__Records provided__:
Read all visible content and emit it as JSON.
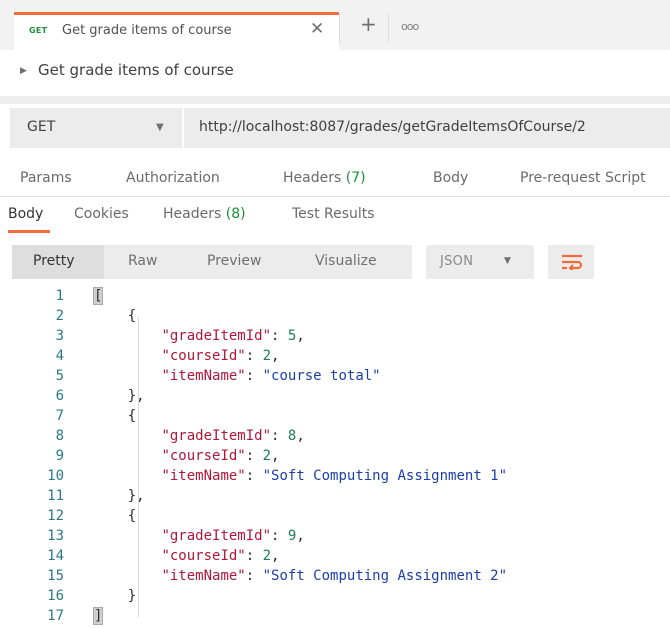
{
  "tab": {
    "method": "GET",
    "title": "Get grade items of course",
    "close_glyph": "✕",
    "new_tab_glyph": "+",
    "more_glyph": "ooo"
  },
  "request": {
    "name": "Get grade items of course",
    "method": "GET",
    "url": "http://localhost:8087/grades/getGradeItemsOfCourse/2"
  },
  "request_tabs": [
    {
      "label": "Params"
    },
    {
      "label": "Authorization"
    },
    {
      "label": "Headers",
      "count": "(7)"
    },
    {
      "label": "Body"
    },
    {
      "label": "Pre-request Script"
    }
  ],
  "response_tabs": [
    {
      "label": "Body",
      "active": true
    },
    {
      "label": "Cookies"
    },
    {
      "label": "Headers",
      "count": "(8)"
    },
    {
      "label": "Test Results"
    }
  ],
  "view_modes": [
    "Pretty",
    "Raw",
    "Preview",
    "Visualize"
  ],
  "selected_view": "Pretty",
  "format": "JSON",
  "response_body": [
    {
      "gradeItemId": 5,
      "courseId": 2,
      "itemName": "course total"
    },
    {
      "gradeItemId": 8,
      "courseId": 2,
      "itemName": "Soft Computing Assignment 1"
    },
    {
      "gradeItemId": 9,
      "courseId": 2,
      "itemName": "Soft Computing Assignment 2"
    }
  ],
  "line_numbers": [
    "1",
    "2",
    "3",
    "4",
    "5",
    "6",
    "7",
    "8",
    "9",
    "10",
    "11",
    "12",
    "13",
    "14",
    "15",
    "16",
    "17"
  ],
  "code_lines": [
    "[",
    "    {",
    "        \"gradeItemId\": 5,",
    "        \"courseId\": 2,",
    "        \"itemName\": \"course total\"",
    "    },",
    "    {",
    "        \"gradeItemId\": 8,",
    "        \"courseId\": 2,",
    "        \"itemName\": \"Soft Computing Assignment 1\"",
    "    },",
    "    {",
    "        \"gradeItemId\": 9,",
    "        \"courseId\": 2,",
    "        \"itemName\": \"Soft Computing Assignment 2\"",
    "    }",
    "]"
  ],
  "colors": {
    "accent": "#f26b3a",
    "method_green": "#1e8f3a",
    "json_key": "#b0173a",
    "json_number": "#1e7a57",
    "json_string": "#1a3fa8"
  }
}
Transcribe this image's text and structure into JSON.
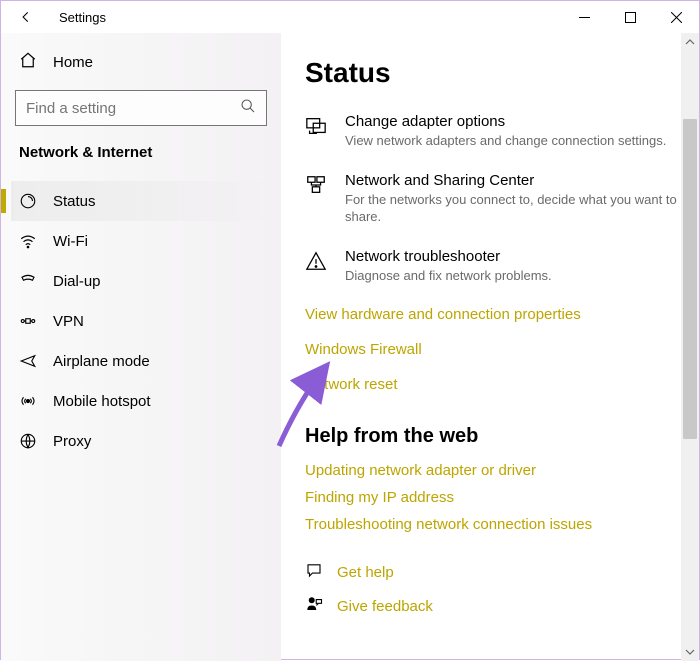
{
  "window": {
    "title": "Settings"
  },
  "sidebar": {
    "home": "Home",
    "search_placeholder": "Find a setting",
    "category": "Network & Internet",
    "items": [
      {
        "label": "Status"
      },
      {
        "label": "Wi-Fi"
      },
      {
        "label": "Dial-up"
      },
      {
        "label": "VPN"
      },
      {
        "label": "Airplane mode"
      },
      {
        "label": "Mobile hotspot"
      },
      {
        "label": "Proxy"
      }
    ]
  },
  "content": {
    "title": "Status",
    "options": [
      {
        "title": "Change adapter options",
        "desc": "View network adapters and change connection settings."
      },
      {
        "title": "Network and Sharing Center",
        "desc": "For the networks you connect to, decide what you want to share."
      },
      {
        "title": "Network troubleshooter",
        "desc": "Diagnose and fix network problems."
      }
    ],
    "links": [
      "View hardware and connection properties",
      "Windows Firewall",
      "Network reset"
    ],
    "help_title": "Help from the web",
    "help_links": [
      "Updating network adapter or driver",
      "Finding my IP address",
      "Troubleshooting network connection issues"
    ],
    "actions": {
      "get_help": "Get help",
      "give_feedback": "Give feedback"
    }
  },
  "colors": {
    "accent": "#bda500"
  }
}
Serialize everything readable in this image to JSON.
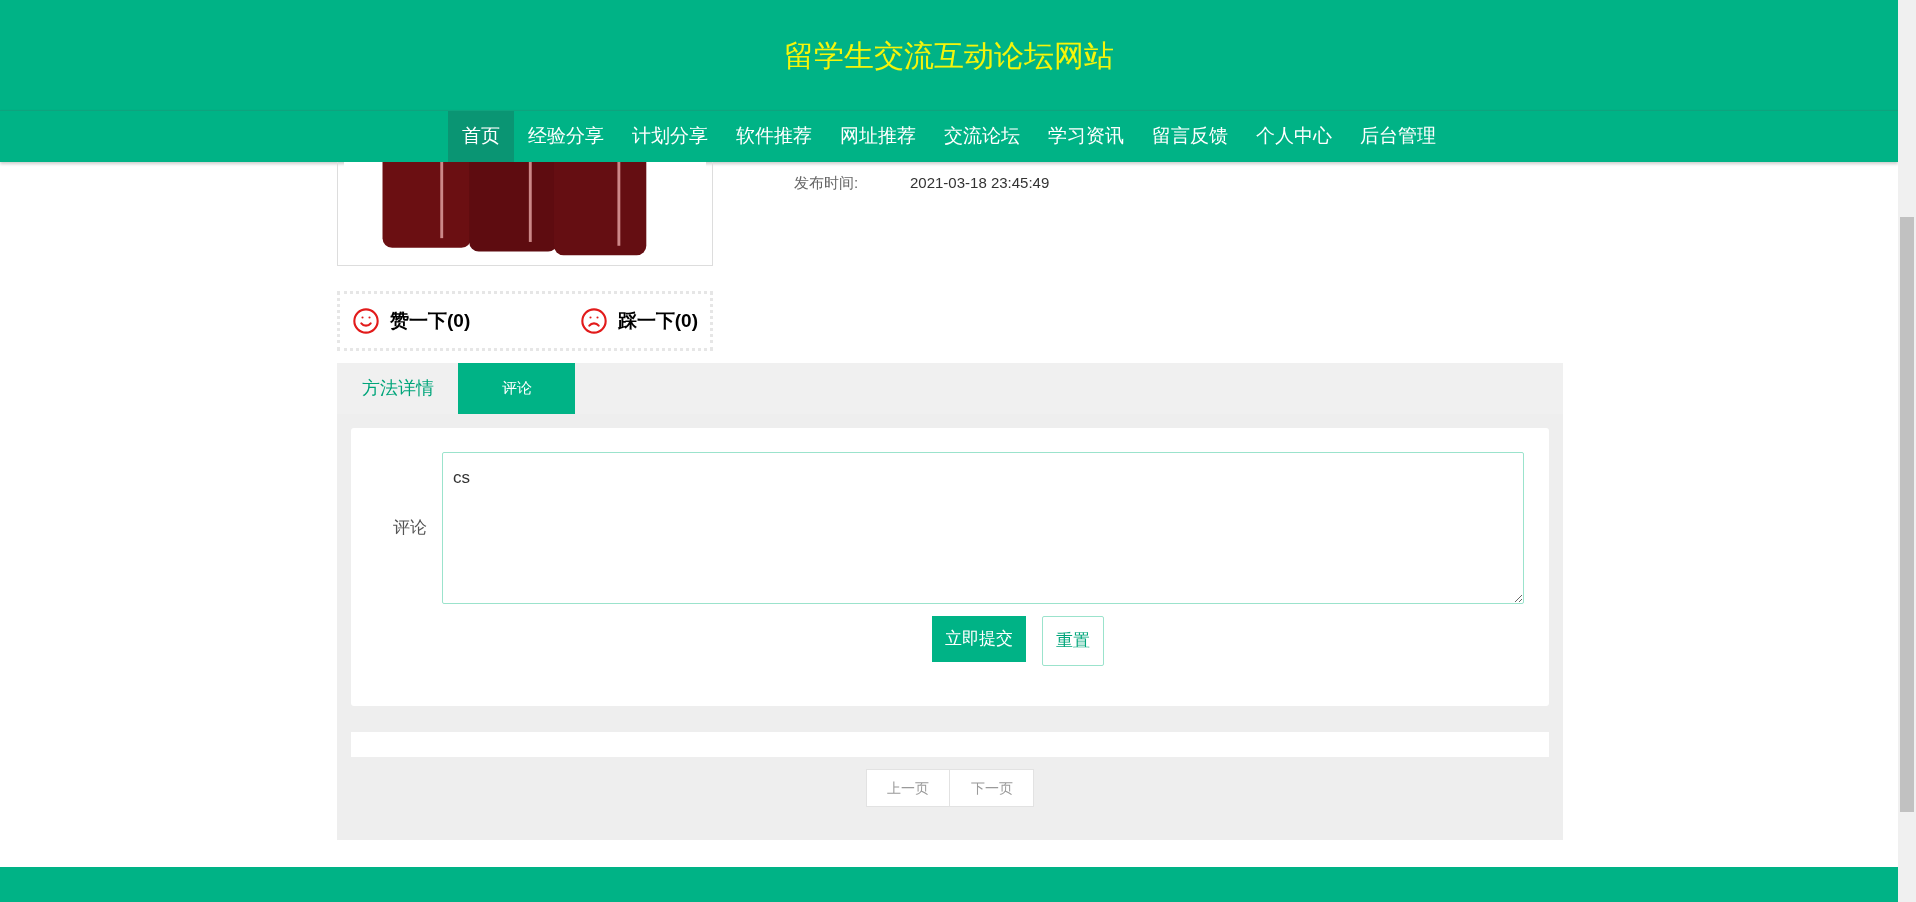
{
  "site_title": "留学生交流互动论坛网站",
  "nav": [
    {
      "label": "首页",
      "selected": true
    },
    {
      "label": "经验分享",
      "selected": false
    },
    {
      "label": "计划分享",
      "selected": false
    },
    {
      "label": "软件推荐",
      "selected": false
    },
    {
      "label": "网址推荐",
      "selected": false
    },
    {
      "label": "交流论坛",
      "selected": false
    },
    {
      "label": "学习资讯",
      "selected": false
    },
    {
      "label": "留言反馈",
      "selected": false
    },
    {
      "label": "个人中心",
      "selected": false
    },
    {
      "label": "后台管理",
      "selected": false
    }
  ],
  "post": {
    "fields": [
      {
        "label": "发布时间:",
        "value": "2021-03-18 23:45:49"
      }
    ]
  },
  "reactions": [
    {
      "kind": "like",
      "label": "赞一下(0)"
    },
    {
      "kind": "dislike",
      "label": "踩一下(0)"
    }
  ],
  "tabs": [
    {
      "label": "方法详情",
      "selected": false
    },
    {
      "label": "评论",
      "selected": true
    }
  ],
  "comment_form": {
    "label": "评论",
    "value": "cs",
    "buttons": [
      {
        "kind": "primary",
        "label": "立即提交"
      },
      {
        "kind": "secondary",
        "label": "重置"
      }
    ]
  },
  "pagination": [
    {
      "label": "上一页",
      "disabled": true
    },
    {
      "label": "下一页",
      "disabled": true
    }
  ]
}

__Required task__:
Make an exact copy of the whole listing, but don't bring over any pictures.

__Answer to this task__:
Read all visible content and emit it as JSON.
{
  "tab": {
    "method": "GET",
    "title": "Get grade items of course",
    "close_glyph": "✕",
    "new_tab_glyph": "+",
    "more_glyph": "ooo"
  },
  "request": {
    "name": "Get grade items of course",
    "method": "GET",
    "url": "http://localhost:8087/grades/getGradeItemsOfCourse/2"
  },
  "request_tabs": [
    {
      "label": "Params"
    },
    {
      "label": "Authorization"
    },
    {
      "label": "Headers",
      "count": "(7)"
    },
    {
      "label": "Body"
    },
    {
      "label": "Pre-request Script"
    }
  ],
  "response_tabs": [
    {
      "label": "Body",
      "active": true
    },
    {
      "label": "Cookies"
    },
    {
      "label": "Headers",
      "count": "(8)"
    },
    {
      "label": "Test Results"
    }
  ],
  "view_modes": [
    "Pretty",
    "Raw",
    "Preview",
    "Visualize"
  ],
  "selected_view": "Pretty",
  "format": "JSON",
  "response_body": [
    {
      "gradeItemId": 5,
      "courseId": 2,
      "itemName": "course total"
    },
    {
      "gradeItemId": 8,
      "courseId": 2,
      "itemName": "Soft Computing Assignment 1"
    },
    {
      "gradeItemId": 9,
      "courseId": 2,
      "itemName": "Soft Computing Assignment 2"
    }
  ],
  "line_numbers": [
    "1",
    "2",
    "3",
    "4",
    "5",
    "6",
    "7",
    "8",
    "9",
    "10",
    "11",
    "12",
    "13",
    "14",
    "15",
    "16",
    "17"
  ],
  "code_lines": [
    "[",
    "    {",
    "        \"gradeItemId\": 5,",
    "        \"courseId\": 2,",
    "        \"itemName\": \"course total\"",
    "    },",
    "    {",
    "        \"gradeItemId\": 8,",
    "        \"courseId\": 2,",
    "        \"itemName\": \"Soft Computing Assignment 1\"",
    "    },",
    "    {",
    "        \"gradeItemId\": 9,",
    "        \"courseId\": 2,",
    "        \"itemName\": \"Soft Computing Assignment 2\"",
    "    }",
    "]"
  ],
  "colors": {
    "accent": "#f26b3a",
    "method_green": "#1e8f3a",
    "json_key": "#b0173a",
    "json_number": "#1e7a57",
    "json_string": "#1a3fa8"
  }
}
Transcribe this image's text and structure into JSON.
{
  "window": {
    "title": "Settings"
  },
  "sidebar": {
    "home": "Home",
    "search_placeholder": "Find a setting",
    "category": "Network & Internet",
    "items": [
      {
        "label": "Status"
      },
      {
        "label": "Wi-Fi"
      },
      {
        "label": "Dial-up"
      },
      {
        "label": "VPN"
      },
      {
        "label": "Airplane mode"
      },
      {
        "label": "Mobile hotspot"
      },
      {
        "label": "Proxy"
      }
    ]
  },
  "content": {
    "title": "Status",
    "options": [
      {
        "title": "Change adapter options",
        "desc": "View network adapters and change connection settings."
      },
      {
        "title": "Network and Sharing Center",
        "desc": "For the networks you connect to, decide what you want to share."
      },
      {
        "title": "Network troubleshooter",
        "desc": "Diagnose and fix network problems."
      }
    ],
    "links": [
      "View hardware and connection properties",
      "Windows Firewall",
      "Network reset"
    ],
    "help_title": "Help from the web",
    "help_links": [
      "Updating network adapter or driver",
      "Finding my IP address",
      "Troubleshooting network connection issues"
    ],
    "actions": {
      "get_help": "Get help",
      "give_feedback": "Give feedback"
    }
  },
  "colors": {
    "accent": "#bda500"
  }
}
Serialize everything readable in this image to JSON.
{
  "site_title": "留学生交流互动论坛网站",
  "nav": [
    {
      "label": "首页",
      "selected": true
    },
    {
      "label": "经验分享",
      "selected": false
    },
    {
      "label": "计划分享",
      "selected": false
    },
    {
      "label": "软件推荐",
      "selected": false
    },
    {
      "label": "网址推荐",
      "selected": false
    },
    {
      "label": "交流论坛",
      "selected": false
    },
    {
      "label": "学习资讯",
      "selected": false
    },
    {
      "label": "留言反馈",
      "selected": false
    },
    {
      "label": "个人中心",
      "selected": false
    },
    {
      "label": "后台管理",
      "selected": false
    }
  ],
  "post": {
    "fields": [
      {
        "label": "发布时间:",
        "value": "2021-03-18 23:45:49"
      }
    ]
  },
  "reactions": [
    {
      "kind": "like",
      "label": "赞一下(0)"
    },
    {
      "kind": "dislike",
      "label": "踩一下(0)"
    }
  ],
  "tabs": [
    {
      "label": "方法详情",
      "selected": false
    },
    {
      "label": "评论",
      "selected": true
    }
  ],
  "comment_form": {
    "label": "评论",
    "value": "cs",
    "buttons": [
      {
        "kind": "primary",
        "label": "立即提交"
      },
      {
        "kind": "secondary",
        "label": "重置"
      }
    ]
  },
  "pagination": [
    {
      "label": "上一页",
      "disabled": true
    },
    {
      "label": "下一页",
      "disabled": true
    }
  ]
}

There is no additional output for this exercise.